-- Begin Data to use --

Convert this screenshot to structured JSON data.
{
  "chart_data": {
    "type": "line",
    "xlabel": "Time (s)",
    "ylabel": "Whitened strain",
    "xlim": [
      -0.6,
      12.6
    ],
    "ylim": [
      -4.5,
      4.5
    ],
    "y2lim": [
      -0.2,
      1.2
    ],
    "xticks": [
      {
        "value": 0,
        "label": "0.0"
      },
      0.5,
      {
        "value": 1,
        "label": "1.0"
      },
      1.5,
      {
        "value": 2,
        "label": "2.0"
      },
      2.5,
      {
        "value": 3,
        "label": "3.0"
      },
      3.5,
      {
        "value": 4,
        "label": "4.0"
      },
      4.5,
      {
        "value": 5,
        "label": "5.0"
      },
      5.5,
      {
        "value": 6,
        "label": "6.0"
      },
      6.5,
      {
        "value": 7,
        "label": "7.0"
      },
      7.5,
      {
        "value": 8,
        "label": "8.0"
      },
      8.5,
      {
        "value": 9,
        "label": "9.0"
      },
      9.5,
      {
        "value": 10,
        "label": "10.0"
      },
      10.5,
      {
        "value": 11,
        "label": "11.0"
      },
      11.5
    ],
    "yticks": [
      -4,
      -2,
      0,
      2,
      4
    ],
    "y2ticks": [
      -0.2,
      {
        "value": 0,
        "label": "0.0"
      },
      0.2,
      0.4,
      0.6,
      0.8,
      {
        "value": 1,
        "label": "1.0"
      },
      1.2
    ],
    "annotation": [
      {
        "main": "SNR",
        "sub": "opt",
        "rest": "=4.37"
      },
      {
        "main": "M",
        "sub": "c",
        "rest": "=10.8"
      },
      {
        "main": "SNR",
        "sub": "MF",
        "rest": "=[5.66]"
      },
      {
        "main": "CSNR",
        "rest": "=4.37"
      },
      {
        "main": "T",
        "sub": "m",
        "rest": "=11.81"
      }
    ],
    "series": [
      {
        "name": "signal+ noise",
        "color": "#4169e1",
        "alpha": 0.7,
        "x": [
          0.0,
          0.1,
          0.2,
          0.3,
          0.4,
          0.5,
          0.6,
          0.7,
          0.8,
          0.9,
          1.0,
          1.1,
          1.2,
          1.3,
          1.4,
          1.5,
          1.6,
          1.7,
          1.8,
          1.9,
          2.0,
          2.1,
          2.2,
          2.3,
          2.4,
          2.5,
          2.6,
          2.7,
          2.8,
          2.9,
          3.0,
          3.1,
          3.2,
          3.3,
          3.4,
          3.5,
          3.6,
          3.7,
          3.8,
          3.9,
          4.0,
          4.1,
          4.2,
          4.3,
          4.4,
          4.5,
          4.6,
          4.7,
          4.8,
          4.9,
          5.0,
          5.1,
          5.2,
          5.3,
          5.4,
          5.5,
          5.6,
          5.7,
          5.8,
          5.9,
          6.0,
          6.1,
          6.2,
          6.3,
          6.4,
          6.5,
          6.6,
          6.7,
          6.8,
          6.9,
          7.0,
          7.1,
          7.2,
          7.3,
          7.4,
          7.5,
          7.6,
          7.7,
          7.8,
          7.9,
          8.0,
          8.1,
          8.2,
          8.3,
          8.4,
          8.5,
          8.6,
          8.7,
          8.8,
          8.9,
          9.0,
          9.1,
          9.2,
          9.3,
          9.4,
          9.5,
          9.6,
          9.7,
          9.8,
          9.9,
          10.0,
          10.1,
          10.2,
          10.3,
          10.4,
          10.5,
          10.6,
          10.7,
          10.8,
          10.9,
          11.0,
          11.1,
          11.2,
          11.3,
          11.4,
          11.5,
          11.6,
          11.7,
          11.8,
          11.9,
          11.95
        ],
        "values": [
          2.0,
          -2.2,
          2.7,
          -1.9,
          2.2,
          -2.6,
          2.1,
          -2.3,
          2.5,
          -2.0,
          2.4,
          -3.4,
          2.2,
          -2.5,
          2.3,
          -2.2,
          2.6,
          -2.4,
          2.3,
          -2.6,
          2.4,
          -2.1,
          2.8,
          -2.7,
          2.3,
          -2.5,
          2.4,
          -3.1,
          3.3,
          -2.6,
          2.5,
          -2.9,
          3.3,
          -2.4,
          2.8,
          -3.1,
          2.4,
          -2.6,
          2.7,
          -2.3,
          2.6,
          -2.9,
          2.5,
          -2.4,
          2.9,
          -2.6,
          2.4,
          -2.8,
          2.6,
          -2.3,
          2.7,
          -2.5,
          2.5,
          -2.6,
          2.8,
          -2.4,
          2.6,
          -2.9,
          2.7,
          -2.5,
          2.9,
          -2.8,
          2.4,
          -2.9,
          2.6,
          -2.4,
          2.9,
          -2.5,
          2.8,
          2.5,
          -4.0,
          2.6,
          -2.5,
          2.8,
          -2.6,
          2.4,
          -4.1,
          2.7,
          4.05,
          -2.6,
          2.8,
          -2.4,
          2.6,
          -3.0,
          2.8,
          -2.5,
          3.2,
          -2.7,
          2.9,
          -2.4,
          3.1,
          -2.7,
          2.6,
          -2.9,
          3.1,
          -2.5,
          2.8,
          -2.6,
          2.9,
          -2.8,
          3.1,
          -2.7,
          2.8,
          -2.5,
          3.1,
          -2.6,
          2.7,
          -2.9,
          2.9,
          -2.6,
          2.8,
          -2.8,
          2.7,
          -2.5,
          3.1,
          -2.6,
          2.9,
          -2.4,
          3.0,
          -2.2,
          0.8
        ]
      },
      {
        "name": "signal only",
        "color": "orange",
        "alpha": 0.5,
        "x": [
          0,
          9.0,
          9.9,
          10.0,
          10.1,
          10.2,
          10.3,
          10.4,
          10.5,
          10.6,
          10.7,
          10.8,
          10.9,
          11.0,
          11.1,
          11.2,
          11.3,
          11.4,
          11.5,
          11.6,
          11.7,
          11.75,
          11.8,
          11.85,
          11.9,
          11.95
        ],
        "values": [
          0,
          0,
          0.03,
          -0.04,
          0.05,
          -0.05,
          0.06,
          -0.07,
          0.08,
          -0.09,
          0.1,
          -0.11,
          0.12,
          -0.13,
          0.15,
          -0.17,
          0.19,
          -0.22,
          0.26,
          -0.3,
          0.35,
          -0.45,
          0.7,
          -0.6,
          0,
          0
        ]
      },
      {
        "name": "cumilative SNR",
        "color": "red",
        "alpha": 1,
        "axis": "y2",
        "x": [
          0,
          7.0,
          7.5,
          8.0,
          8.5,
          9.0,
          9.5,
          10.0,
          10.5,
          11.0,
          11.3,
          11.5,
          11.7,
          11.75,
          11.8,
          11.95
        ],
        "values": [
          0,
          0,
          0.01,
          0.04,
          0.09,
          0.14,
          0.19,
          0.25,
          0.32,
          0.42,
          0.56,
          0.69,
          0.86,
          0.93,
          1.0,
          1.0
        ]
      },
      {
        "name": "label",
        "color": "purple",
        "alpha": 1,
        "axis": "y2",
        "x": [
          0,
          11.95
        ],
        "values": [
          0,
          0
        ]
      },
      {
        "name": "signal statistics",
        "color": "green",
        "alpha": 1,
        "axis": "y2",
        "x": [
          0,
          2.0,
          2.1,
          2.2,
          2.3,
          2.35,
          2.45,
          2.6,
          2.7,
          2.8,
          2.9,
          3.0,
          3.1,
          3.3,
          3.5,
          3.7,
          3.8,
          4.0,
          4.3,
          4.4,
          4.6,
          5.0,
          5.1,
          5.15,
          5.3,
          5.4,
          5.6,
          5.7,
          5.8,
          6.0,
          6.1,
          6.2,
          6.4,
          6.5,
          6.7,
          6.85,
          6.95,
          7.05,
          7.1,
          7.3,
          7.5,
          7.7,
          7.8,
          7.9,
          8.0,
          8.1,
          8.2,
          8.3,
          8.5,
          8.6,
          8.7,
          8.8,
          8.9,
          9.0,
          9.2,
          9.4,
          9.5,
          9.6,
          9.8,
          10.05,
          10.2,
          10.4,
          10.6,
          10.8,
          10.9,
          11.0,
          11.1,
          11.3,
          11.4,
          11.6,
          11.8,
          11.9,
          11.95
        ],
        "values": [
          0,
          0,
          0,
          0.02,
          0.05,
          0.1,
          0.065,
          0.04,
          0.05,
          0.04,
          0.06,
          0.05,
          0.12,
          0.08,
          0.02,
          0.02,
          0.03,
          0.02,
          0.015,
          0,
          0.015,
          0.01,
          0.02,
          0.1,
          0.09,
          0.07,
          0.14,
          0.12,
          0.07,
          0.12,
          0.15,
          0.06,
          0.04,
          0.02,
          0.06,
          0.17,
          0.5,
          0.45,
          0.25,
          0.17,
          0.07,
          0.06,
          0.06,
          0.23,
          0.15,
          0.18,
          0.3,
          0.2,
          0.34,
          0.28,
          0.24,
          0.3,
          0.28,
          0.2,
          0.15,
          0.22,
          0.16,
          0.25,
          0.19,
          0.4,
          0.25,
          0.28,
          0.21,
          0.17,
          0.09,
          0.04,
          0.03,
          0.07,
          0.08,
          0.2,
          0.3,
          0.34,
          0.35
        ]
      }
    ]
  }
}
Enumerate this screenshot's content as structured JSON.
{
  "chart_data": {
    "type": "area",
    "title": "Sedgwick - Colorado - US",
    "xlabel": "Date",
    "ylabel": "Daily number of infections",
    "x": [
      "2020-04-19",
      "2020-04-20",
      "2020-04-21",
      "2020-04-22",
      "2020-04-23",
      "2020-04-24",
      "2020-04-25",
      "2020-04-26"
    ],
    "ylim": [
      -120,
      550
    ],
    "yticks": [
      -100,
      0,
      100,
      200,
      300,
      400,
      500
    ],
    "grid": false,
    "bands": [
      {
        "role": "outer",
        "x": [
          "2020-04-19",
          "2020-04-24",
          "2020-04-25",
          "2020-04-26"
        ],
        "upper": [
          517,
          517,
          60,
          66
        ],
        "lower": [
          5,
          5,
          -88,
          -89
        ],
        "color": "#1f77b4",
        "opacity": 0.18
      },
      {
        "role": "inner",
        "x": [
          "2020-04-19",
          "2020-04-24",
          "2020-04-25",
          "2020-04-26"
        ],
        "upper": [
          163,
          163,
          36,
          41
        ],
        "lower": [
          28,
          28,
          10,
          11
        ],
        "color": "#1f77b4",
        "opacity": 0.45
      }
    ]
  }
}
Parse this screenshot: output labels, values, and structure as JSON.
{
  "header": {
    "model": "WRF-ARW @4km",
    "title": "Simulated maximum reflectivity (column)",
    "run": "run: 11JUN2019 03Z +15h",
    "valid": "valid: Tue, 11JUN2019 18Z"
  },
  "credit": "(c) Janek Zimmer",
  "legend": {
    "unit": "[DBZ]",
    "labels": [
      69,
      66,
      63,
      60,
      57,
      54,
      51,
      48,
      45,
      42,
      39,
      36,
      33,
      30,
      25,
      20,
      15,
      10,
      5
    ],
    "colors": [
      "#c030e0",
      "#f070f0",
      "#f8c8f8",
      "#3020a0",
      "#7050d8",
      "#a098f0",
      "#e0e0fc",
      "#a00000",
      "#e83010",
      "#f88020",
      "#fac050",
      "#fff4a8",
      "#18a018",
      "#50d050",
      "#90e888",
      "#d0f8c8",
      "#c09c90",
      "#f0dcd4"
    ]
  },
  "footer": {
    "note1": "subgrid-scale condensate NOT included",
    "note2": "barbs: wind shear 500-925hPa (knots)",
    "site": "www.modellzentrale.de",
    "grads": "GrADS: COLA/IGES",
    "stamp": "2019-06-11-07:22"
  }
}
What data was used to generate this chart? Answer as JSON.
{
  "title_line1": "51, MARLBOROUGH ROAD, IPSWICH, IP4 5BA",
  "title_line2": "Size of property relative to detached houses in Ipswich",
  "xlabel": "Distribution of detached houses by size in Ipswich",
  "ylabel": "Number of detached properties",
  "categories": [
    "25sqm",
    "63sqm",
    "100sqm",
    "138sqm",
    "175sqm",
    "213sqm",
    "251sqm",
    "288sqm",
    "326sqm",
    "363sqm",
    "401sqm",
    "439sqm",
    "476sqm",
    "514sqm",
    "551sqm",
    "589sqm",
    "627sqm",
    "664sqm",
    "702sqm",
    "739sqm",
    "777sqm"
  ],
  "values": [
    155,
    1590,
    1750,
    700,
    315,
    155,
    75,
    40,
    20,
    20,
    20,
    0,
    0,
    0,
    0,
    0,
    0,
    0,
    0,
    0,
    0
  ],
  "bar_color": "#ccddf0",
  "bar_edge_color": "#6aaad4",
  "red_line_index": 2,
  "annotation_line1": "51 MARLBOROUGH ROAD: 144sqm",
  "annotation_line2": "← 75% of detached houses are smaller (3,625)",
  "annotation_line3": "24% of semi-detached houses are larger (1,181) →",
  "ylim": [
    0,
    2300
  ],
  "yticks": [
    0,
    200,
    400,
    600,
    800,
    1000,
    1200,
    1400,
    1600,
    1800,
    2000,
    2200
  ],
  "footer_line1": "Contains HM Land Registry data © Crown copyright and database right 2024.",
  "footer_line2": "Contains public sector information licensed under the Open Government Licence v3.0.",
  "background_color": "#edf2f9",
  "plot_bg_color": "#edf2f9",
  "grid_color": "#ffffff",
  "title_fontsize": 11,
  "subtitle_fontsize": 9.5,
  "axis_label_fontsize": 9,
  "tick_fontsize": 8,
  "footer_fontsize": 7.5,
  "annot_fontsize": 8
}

-- End Data to use --

__What is required__. Going through the data above, count the lines where the string "rest" appears, and answer with only that number.

__Task output__. 5